Written instruction | Only the number is wanted: tally the lines below that contain the word "freshman".

- - -

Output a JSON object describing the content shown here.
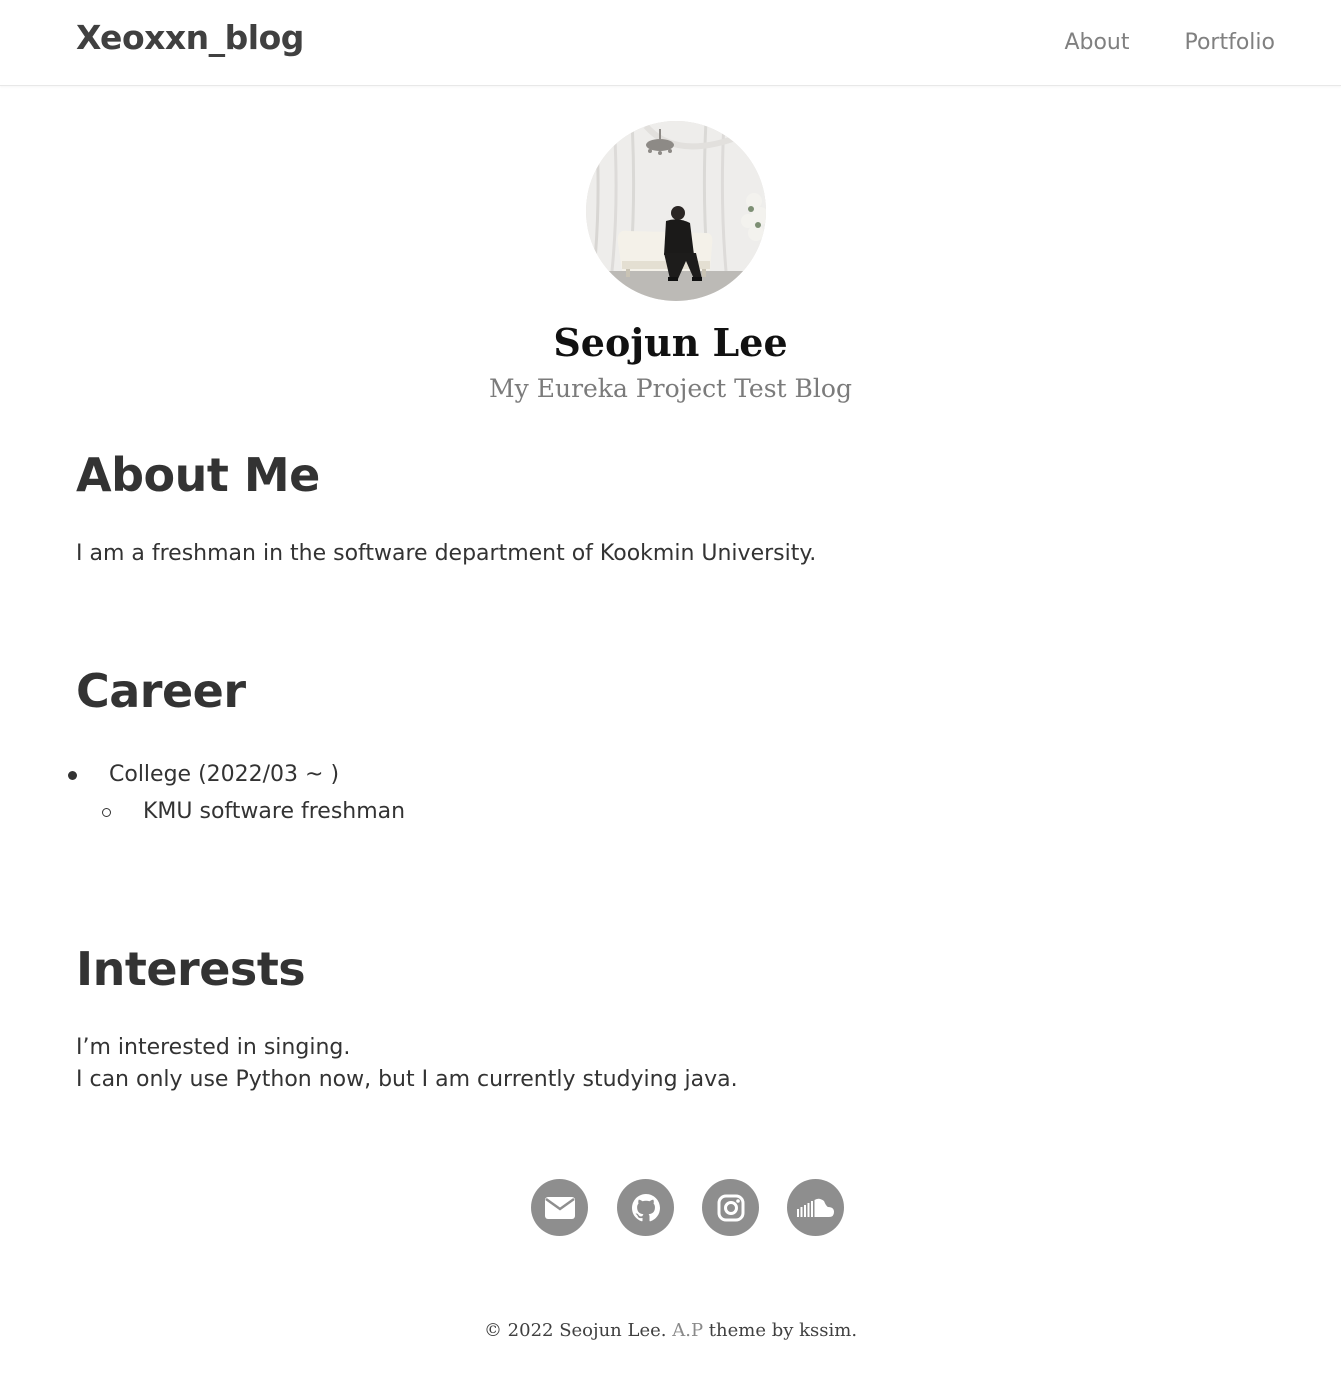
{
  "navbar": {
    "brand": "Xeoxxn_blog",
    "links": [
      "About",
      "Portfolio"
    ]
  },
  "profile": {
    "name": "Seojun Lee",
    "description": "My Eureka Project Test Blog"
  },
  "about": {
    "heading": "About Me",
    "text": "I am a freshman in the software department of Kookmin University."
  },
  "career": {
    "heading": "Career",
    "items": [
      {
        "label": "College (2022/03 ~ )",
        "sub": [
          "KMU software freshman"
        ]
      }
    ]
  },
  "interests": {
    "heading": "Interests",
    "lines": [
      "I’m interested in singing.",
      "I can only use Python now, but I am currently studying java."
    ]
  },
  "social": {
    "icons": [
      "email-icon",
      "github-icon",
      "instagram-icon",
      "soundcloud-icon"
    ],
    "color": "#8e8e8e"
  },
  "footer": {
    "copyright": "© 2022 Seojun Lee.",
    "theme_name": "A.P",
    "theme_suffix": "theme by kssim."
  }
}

- - -

Expected output | 2